• _SHORT PROBLEM_
Leaving out the pictures, transcribe all of the records faithfully.

Stored records
------------------------------------------------

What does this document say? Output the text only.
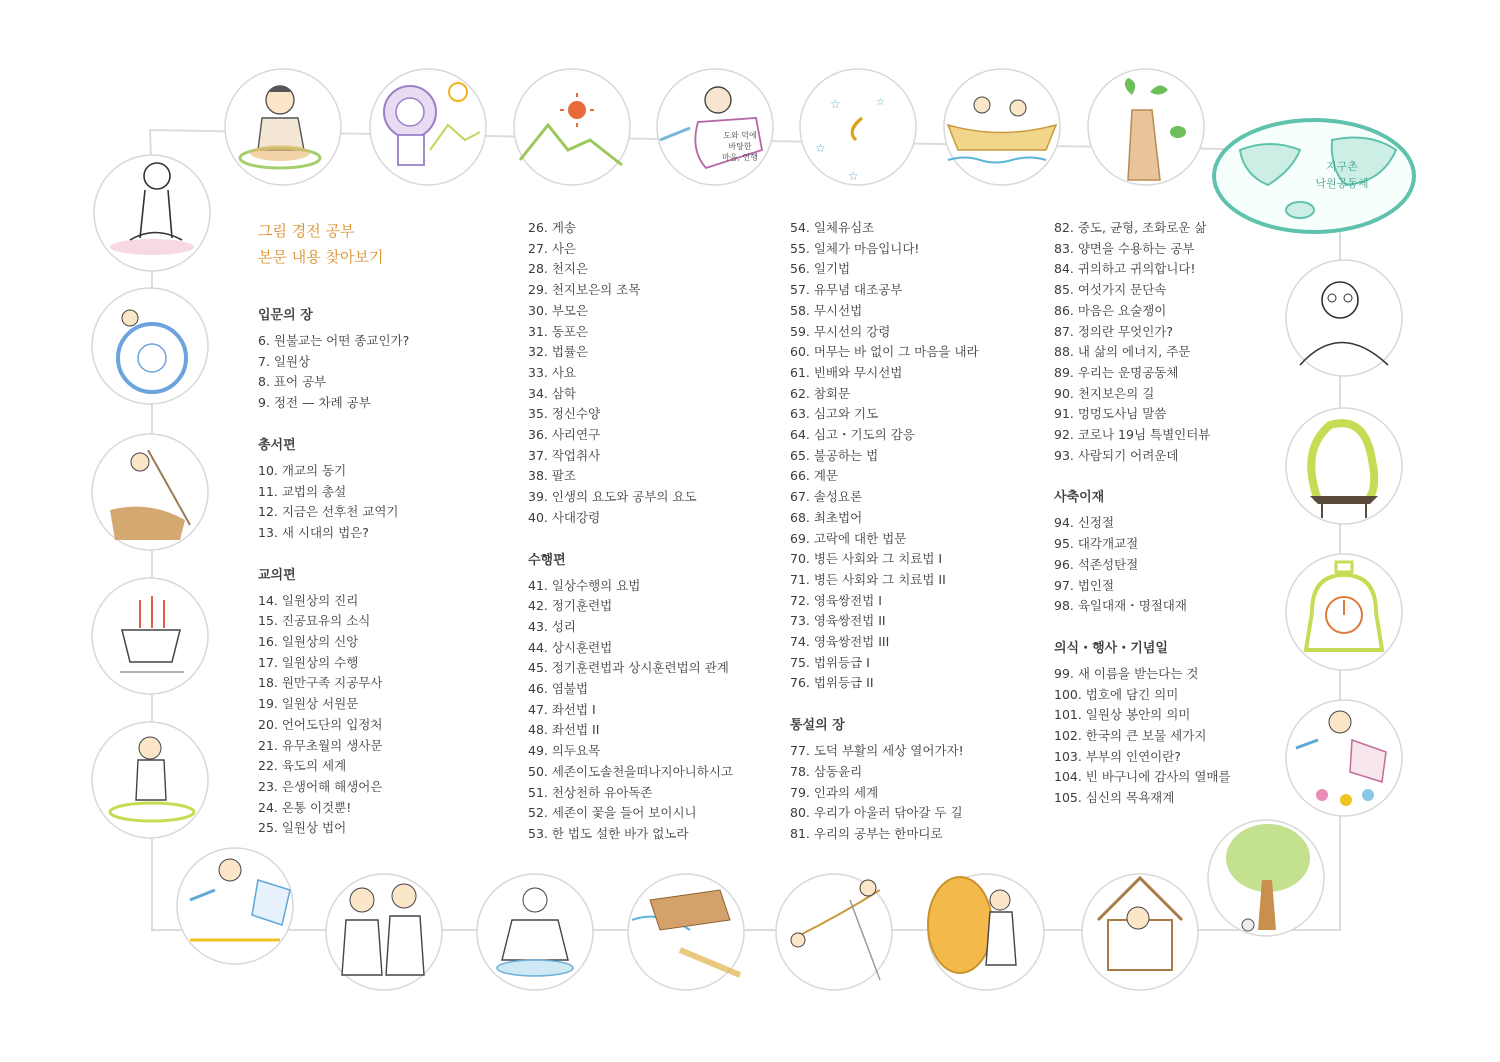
도와 덕에
바탕한
마음, 언행
☆
☆
☆
☆
지구촌
낙원공동체
그림 경전 공부
본문 내용 찾아보기
입문의 장
6. 원불교는 어떤 종교인가?
7. 일원상
8. 표어 공부
9. 정전 — 차례 공부
총서편
10. 개교의 동기
11. 교법의 총설
12. 지금은 선후천 교역기
13. 새 시대의 법은?
교의편
14. 일원상의 진리
15. 진공묘유의 소식
16. 일원상의 신앙
17. 일원상의 수행
18. 원만구족 지공무사
19. 일원상 서원문
20. 언어도단의 입정처
21. 유무초월의 생사문
22. 육도의 세계
23. 은생어해 해생어은
24. 온통 이것뿐!
25. 일원상 법어
26. 게송
27. 사은
28. 천지은
29. 천지보은의 조목
30. 부모은
31. 동포은
32. 법률은
33. 사요
34. 삼학
35. 정신수양
36. 사리연구
37. 작업취사
38. 팔조
39. 인생의 요도와 공부의 요도
40. 사대강령
수행편
41. 일상수행의 요법
42. 정기훈련법
43. 성리
44. 상시훈련법
45. 정기훈련법과 상시훈련법의 관계
46. 염불법
47. 좌선법 I
48. 좌선법 II
49. 의두요목
50. 세존이도솔천을떠나지아니하시고
51. 천상천하 유아독존
52. 세존이 꽃을 들어 보이시니
53. 한 법도 설한 바가 없노라
54. 일체유심조
55. 일체가 마음입니다!
56. 일기법
57. 유무념 대조공부
58. 무시선법
59. 무시선의 강령
60. 머무는 바 없이 그 마음을 내라
61. 빈배와 무시선법
62. 참회문
63. 심고와 기도
64. 심고・기도의 감응
65. 불공하는 법
66. 계문
67. 솔성요론
68. 최초법어
69. 고락에 대한 법문
70. 병든 사회와 그 치료법 I
71. 병든 사회와 그 치료법 II
72. 영육쌍전법 I
73. 영육쌍전법 II
74. 영육쌍전법 III
75. 법위등급 I
76. 법위등급 II
통설의 장
77. 도덕 부활의 세상 열어가자!
78. 삼동윤리
79. 인과의 세계
80. 우리가 아울러 닦아갈 두 길
81. 우리의 공부는 한마디로
82. 중도, 균형, 조화로운 삶
83. 양면을 수용하는 공부
84. 귀의하고 귀의합니다!
85. 여섯가지 문단속
86. 마음은 요술쟁이
87. 정의란 무엇인가?
88. 내 삶의 에너지, 주문
89. 우리는 운명공동체
90. 천지보은의 길
91. 멍멍도사님 말씀
92. 코로나 19님 특별인터뷰
93. 사람되기 어려운데
사축이재
94. 신정절
95. 대각개교절
96. 석존성탄절
97. 법인절
98. 육일대재・명절대재
의식・행사・기념일
99. 새 이름을 받는다는 것
100. 법호에 담긴 의미
101. 일원상 봉안의 의미
102. 한국의 큰 보물 세가지
103. 부부의 인연이란?
104. 빈 바구니에 감사의 열매를
105. 심신의 목욕재계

------------------------------------------------

• _REPLY TO THE TASK_
What does this document say? Output the text only.
도와 덕에
바탕한
마음, 언행
☆
☆
☆
☆
지구촌
낙원공동체
그림 경전 공부
본문 내용 찾아보기
입문의 장
6. 원불교는 어떤 종교인가?
7. 일원상
8. 표어 공부
9. 정전 — 차례 공부
총서편
10. 개교의 동기
11. 교법의 총설
12. 지금은 선후천 교역기
13. 새 시대의 법은?
교의편
14. 일원상의 진리
15. 진공묘유의 소식
16. 일원상의 신앙
17. 일원상의 수행
18. 원만구족 지공무사
19. 일원상 서원문
20. 언어도단의 입정처
21. 유무초월의 생사문
22. 육도의 세계
23. 은생어해 해생어은
24. 온통 이것뿐!
25. 일원상 법어
26. 게송
27. 사은
28. 천지은
29. 천지보은의 조목
30. 부모은
31. 동포은
32. 법률은
33. 사요
34. 삼학
35. 정신수양
36. 사리연구
37. 작업취사
38. 팔조
39. 인생의 요도와 공부의 요도
40. 사대강령
수행편
41. 일상수행의 요법
42. 정기훈련법
43. 성리
44. 상시훈련법
45. 정기훈련법과 상시훈련법의 관계
46. 염불법
47. 좌선법 I
48. 좌선법 II
49. 의두요목
50. 세존이도솔천을떠나지아니하시고
51. 천상천하 유아독존
52. 세존이 꽃을 들어 보이시니
53. 한 법도 설한 바가 없노라
54. 일체유심조
55. 일체가 마음입니다!
56. 일기법
57. 유무념 대조공부
58. 무시선법
59. 무시선의 강령
60. 머무는 바 없이 그 마음을 내라
61. 빈배와 무시선법
62. 참회문
63. 심고와 기도
64. 심고・기도의 감응
65. 불공하는 법
66. 계문
67. 솔성요론
68. 최초법어
69. 고락에 대한 법문
70. 병든 사회와 그 치료법 I
71. 병든 사회와 그 치료법 II
72. 영육쌍전법 I
73. 영육쌍전법 II
74. 영육쌍전법 III
75. 법위등급 I
76. 법위등급 II
통설의 장
77. 도덕 부활의 세상 열어가자!
78. 삼동윤리
79. 인과의 세계
80. 우리가 아울러 닦아갈 두 길
81. 우리의 공부는 한마디로
82. 중도, 균형, 조화로운 삶
83. 양면을 수용하는 공부
84. 귀의하고 귀의합니다!
85. 여섯가지 문단속
86. 마음은 요술쟁이
87. 정의란 무엇인가?
88. 내 삶의 에너지, 주문
89. 우리는 운명공동체
90. 천지보은의 길
91. 멍멍도사님 말씀
92. 코로나 19님 특별인터뷰
93. 사람되기 어려운데
사축이재
94. 신정절
95. 대각개교절
96. 석존성탄절
97. 법인절
98. 육일대재・명절대재
의식・행사・기념일
99. 새 이름을 받는다는 것
100. 법호에 담긴 의미
101. 일원상 봉안의 의미
102. 한국의 큰 보물 세가지
103. 부부의 인연이란?
104. 빈 바구니에 감사의 열매를
105. 심신의 목욕재계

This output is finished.